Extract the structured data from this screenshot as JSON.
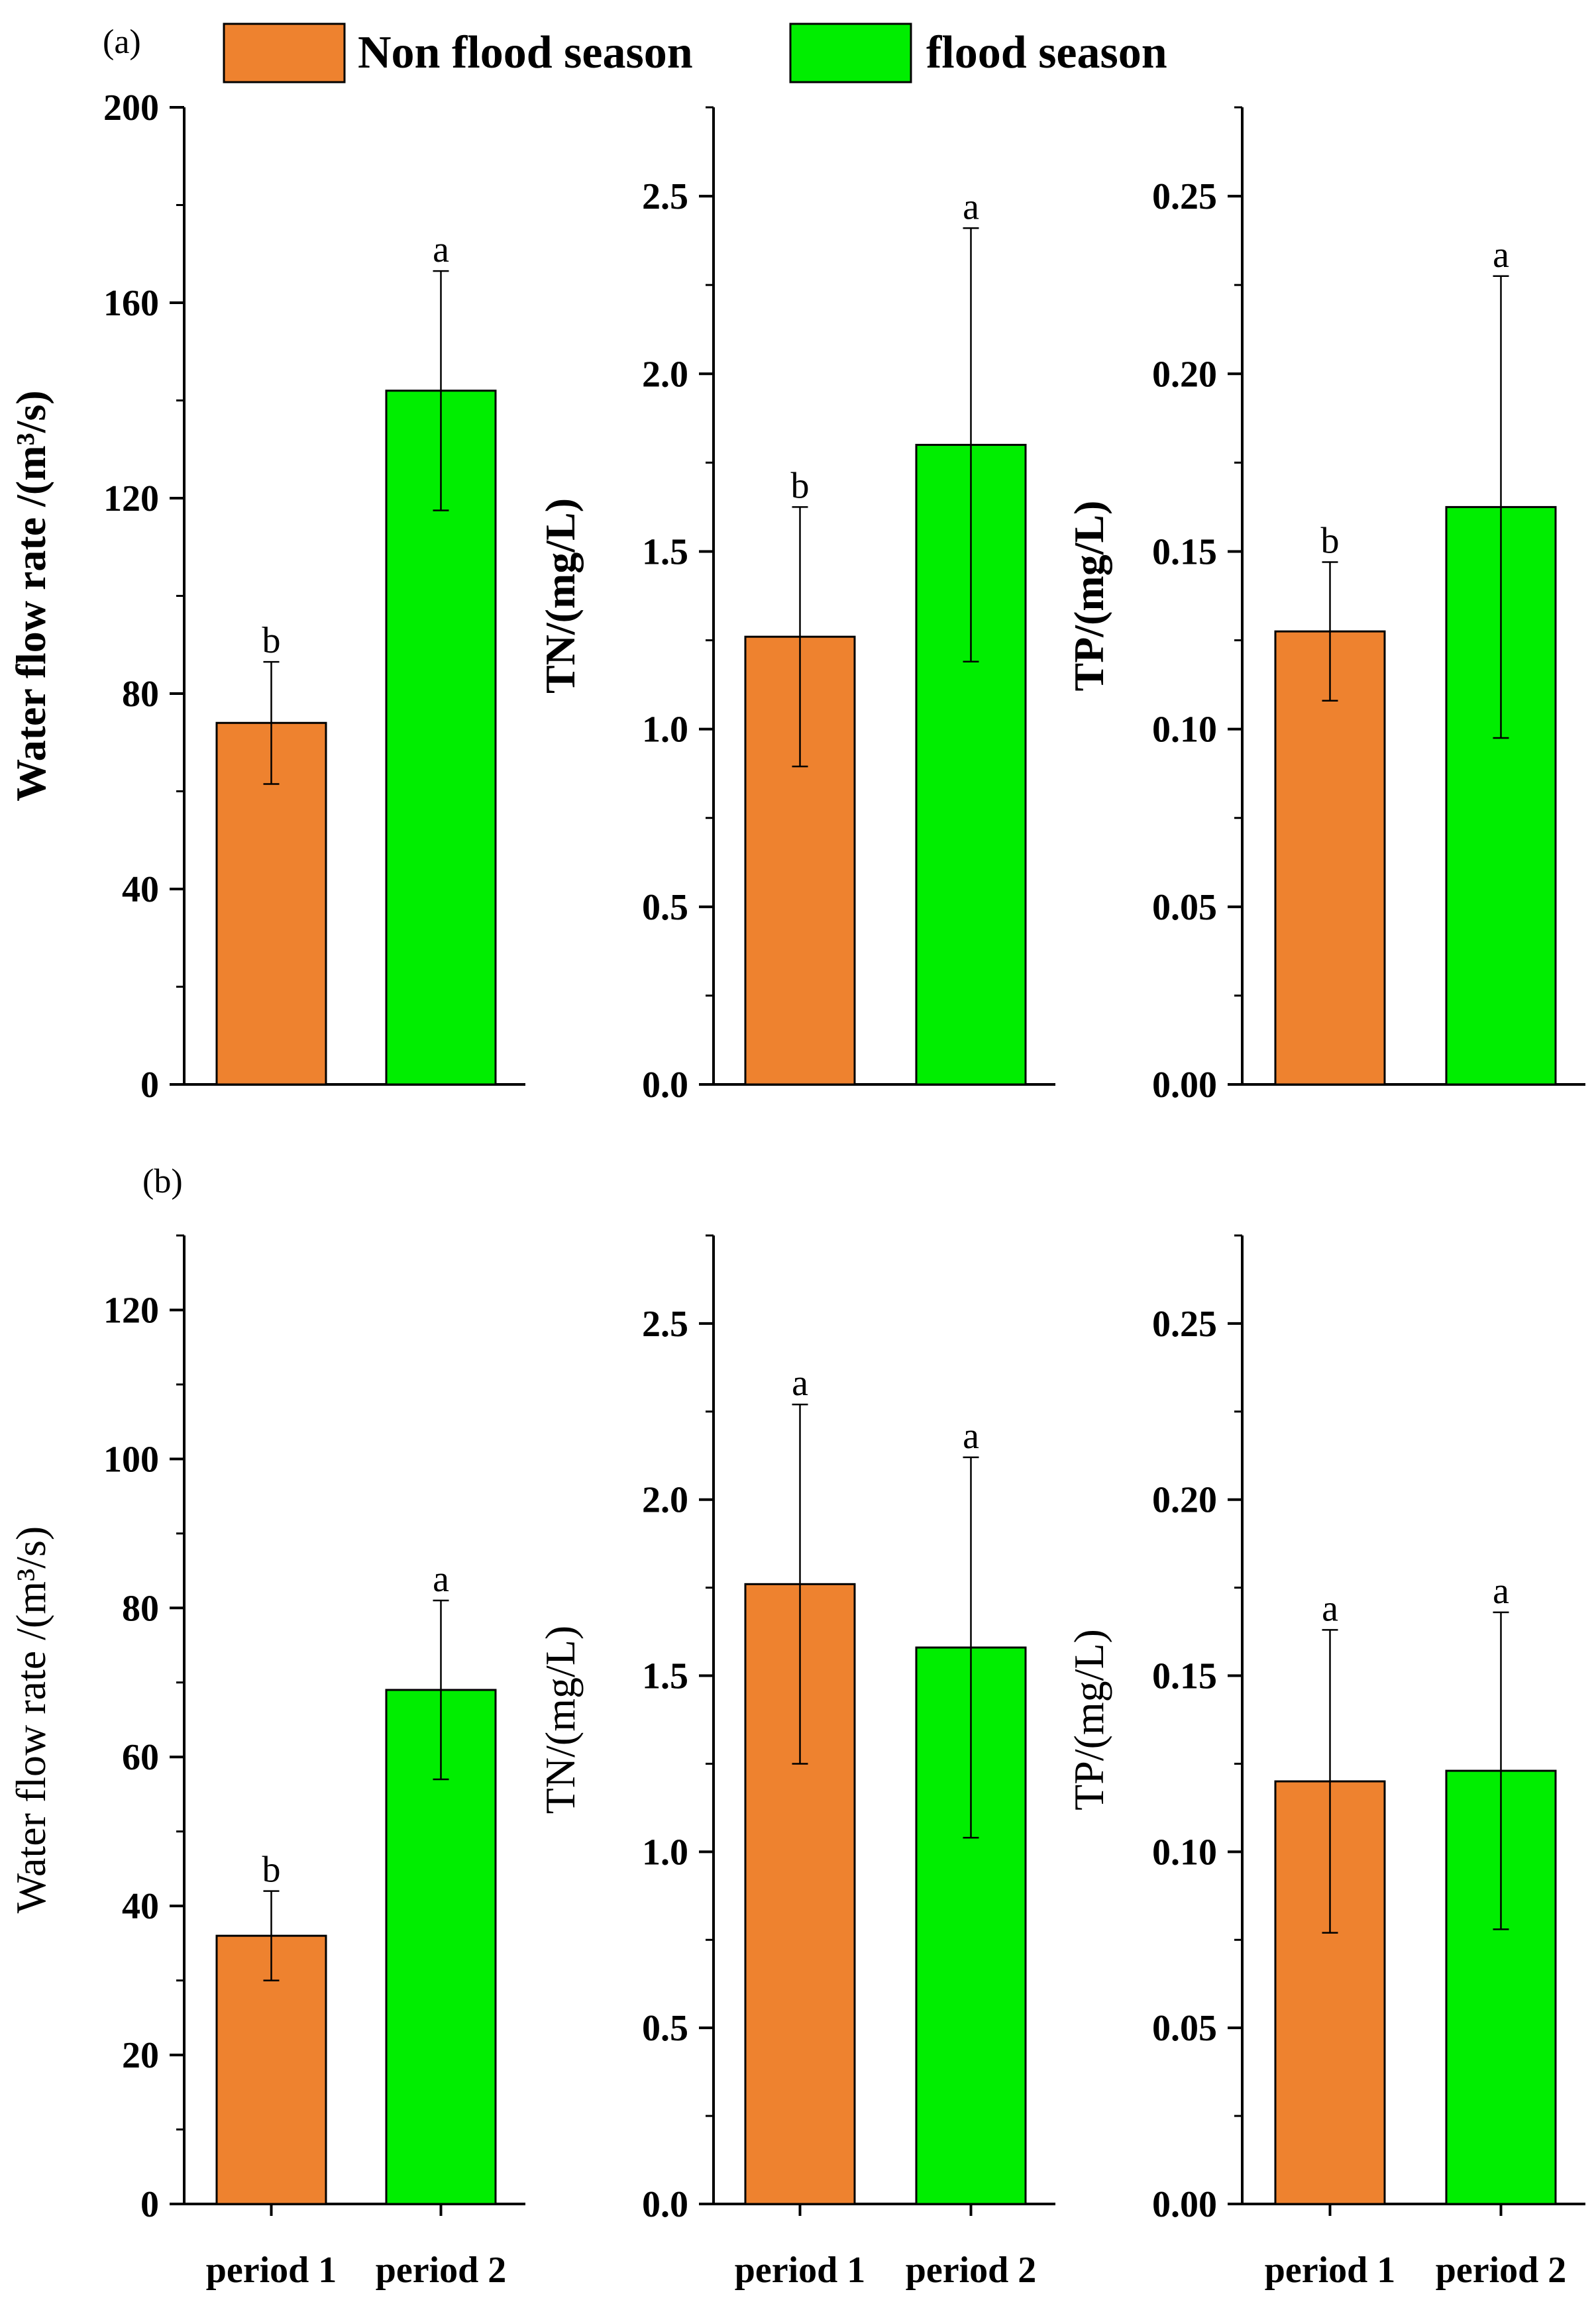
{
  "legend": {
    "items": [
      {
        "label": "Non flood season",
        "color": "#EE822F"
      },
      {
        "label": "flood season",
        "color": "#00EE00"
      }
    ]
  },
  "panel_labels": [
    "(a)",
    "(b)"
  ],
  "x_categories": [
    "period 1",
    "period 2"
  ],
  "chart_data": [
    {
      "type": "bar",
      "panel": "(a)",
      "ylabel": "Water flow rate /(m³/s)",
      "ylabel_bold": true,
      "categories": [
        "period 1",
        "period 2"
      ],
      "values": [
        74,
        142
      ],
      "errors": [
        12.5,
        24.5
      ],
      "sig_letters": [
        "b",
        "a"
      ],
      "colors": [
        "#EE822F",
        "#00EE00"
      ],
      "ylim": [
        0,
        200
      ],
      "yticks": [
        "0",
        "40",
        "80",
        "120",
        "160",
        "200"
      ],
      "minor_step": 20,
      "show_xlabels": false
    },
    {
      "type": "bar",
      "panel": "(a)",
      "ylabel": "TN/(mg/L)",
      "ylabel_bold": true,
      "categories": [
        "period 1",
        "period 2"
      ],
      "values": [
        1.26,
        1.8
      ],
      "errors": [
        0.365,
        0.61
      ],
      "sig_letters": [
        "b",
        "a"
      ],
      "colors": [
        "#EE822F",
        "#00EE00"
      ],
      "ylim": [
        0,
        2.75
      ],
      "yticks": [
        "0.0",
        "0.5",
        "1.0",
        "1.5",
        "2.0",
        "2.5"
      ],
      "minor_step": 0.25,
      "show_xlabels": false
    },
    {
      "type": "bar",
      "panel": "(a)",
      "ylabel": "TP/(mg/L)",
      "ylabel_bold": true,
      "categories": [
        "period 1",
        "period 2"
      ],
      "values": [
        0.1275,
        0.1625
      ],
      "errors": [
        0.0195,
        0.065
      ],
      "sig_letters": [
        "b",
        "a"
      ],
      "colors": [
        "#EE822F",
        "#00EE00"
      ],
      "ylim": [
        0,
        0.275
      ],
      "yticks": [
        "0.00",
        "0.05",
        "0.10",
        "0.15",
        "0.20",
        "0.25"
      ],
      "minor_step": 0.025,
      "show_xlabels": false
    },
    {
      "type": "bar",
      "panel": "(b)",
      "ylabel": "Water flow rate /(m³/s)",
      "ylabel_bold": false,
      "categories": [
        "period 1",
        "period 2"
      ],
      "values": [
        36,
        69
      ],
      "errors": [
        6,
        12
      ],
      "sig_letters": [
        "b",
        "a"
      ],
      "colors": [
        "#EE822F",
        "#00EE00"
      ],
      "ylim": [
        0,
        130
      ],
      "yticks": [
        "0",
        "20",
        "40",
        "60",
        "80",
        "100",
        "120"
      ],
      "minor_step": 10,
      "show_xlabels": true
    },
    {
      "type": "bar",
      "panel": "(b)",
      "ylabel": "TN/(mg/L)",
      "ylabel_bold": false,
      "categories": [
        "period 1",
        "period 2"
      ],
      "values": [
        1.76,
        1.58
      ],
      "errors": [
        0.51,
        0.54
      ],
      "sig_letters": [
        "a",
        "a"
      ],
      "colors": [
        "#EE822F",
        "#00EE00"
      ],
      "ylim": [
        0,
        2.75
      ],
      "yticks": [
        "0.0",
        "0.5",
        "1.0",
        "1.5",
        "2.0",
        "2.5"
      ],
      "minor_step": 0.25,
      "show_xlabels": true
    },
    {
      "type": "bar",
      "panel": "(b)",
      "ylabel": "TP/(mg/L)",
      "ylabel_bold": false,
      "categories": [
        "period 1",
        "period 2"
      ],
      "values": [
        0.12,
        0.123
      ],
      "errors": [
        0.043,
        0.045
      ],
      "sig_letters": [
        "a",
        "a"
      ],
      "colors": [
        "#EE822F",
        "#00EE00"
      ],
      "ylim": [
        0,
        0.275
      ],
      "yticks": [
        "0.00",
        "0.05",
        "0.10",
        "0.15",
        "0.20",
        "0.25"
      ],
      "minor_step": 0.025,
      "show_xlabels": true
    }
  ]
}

^^^^

* [TASK DESCRIPTION]: Pictures don't belong in the copy. Restate all the entries exactly.

* [IN RESPONSE]:
Extract the structured data from this screenshot as JSON.
{
  "legend": {
    "items": [
      {
        "label": "Non flood season",
        "color": "#EE822F"
      },
      {
        "label": "flood season",
        "color": "#00EE00"
      }
    ]
  },
  "panel_labels": [
    "(a)",
    "(b)"
  ],
  "x_categories": [
    "period 1",
    "period 2"
  ],
  "chart_data": [
    {
      "type": "bar",
      "panel": "(a)",
      "ylabel": "Water flow rate /(m³/s)",
      "ylabel_bold": true,
      "categories": [
        "period 1",
        "period 2"
      ],
      "values": [
        74,
        142
      ],
      "errors": [
        12.5,
        24.5
      ],
      "sig_letters": [
        "b",
        "a"
      ],
      "colors": [
        "#EE822F",
        "#00EE00"
      ],
      "ylim": [
        0,
        200
      ],
      "yticks": [
        "0",
        "40",
        "80",
        "120",
        "160",
        "200"
      ],
      "minor_step": 20,
      "show_xlabels": false
    },
    {
      "type": "bar",
      "panel": "(a)",
      "ylabel": "TN/(mg/L)",
      "ylabel_bold": true,
      "categories": [
        "period 1",
        "period 2"
      ],
      "values": [
        1.26,
        1.8
      ],
      "errors": [
        0.365,
        0.61
      ],
      "sig_letters": [
        "b",
        "a"
      ],
      "colors": [
        "#EE822F",
        "#00EE00"
      ],
      "ylim": [
        0,
        2.75
      ],
      "yticks": [
        "0.0",
        "0.5",
        "1.0",
        "1.5",
        "2.0",
        "2.5"
      ],
      "minor_step": 0.25,
      "show_xlabels": false
    },
    {
      "type": "bar",
      "panel": "(a)",
      "ylabel": "TP/(mg/L)",
      "ylabel_bold": true,
      "categories": [
        "period 1",
        "period 2"
      ],
      "values": [
        0.1275,
        0.1625
      ],
      "errors": [
        0.0195,
        0.065
      ],
      "sig_letters": [
        "b",
        "a"
      ],
      "colors": [
        "#EE822F",
        "#00EE00"
      ],
      "ylim": [
        0,
        0.275
      ],
      "yticks": [
        "0.00",
        "0.05",
        "0.10",
        "0.15",
        "0.20",
        "0.25"
      ],
      "minor_step": 0.025,
      "show_xlabels": false
    },
    {
      "type": "bar",
      "panel": "(b)",
      "ylabel": "Water flow rate /(m³/s)",
      "ylabel_bold": false,
      "categories": [
        "period 1",
        "period 2"
      ],
      "values": [
        36,
        69
      ],
      "errors": [
        6,
        12
      ],
      "sig_letters": [
        "b",
        "a"
      ],
      "colors": [
        "#EE822F",
        "#00EE00"
      ],
      "ylim": [
        0,
        130
      ],
      "yticks": [
        "0",
        "20",
        "40",
        "60",
        "80",
        "100",
        "120"
      ],
      "minor_step": 10,
      "show_xlabels": true
    },
    {
      "type": "bar",
      "panel": "(b)",
      "ylabel": "TN/(mg/L)",
      "ylabel_bold": false,
      "categories": [
        "period 1",
        "period 2"
      ],
      "values": [
        1.76,
        1.58
      ],
      "errors": [
        0.51,
        0.54
      ],
      "sig_letters": [
        "a",
        "a"
      ],
      "colors": [
        "#EE822F",
        "#00EE00"
      ],
      "ylim": [
        0,
        2.75
      ],
      "yticks": [
        "0.0",
        "0.5",
        "1.0",
        "1.5",
        "2.0",
        "2.5"
      ],
      "minor_step": 0.25,
      "show_xlabels": true
    },
    {
      "type": "bar",
      "panel": "(b)",
      "ylabel": "TP/(mg/L)",
      "ylabel_bold": false,
      "categories": [
        "period 1",
        "period 2"
      ],
      "values": [
        0.12,
        0.123
      ],
      "errors": [
        0.043,
        0.045
      ],
      "sig_letters": [
        "a",
        "a"
      ],
      "colors": [
        "#EE822F",
        "#00EE00"
      ],
      "ylim": [
        0,
        0.275
      ],
      "yticks": [
        "0.00",
        "0.05",
        "0.10",
        "0.15",
        "0.20",
        "0.25"
      ],
      "minor_step": 0.025,
      "show_xlabels": true
    }
  ]
}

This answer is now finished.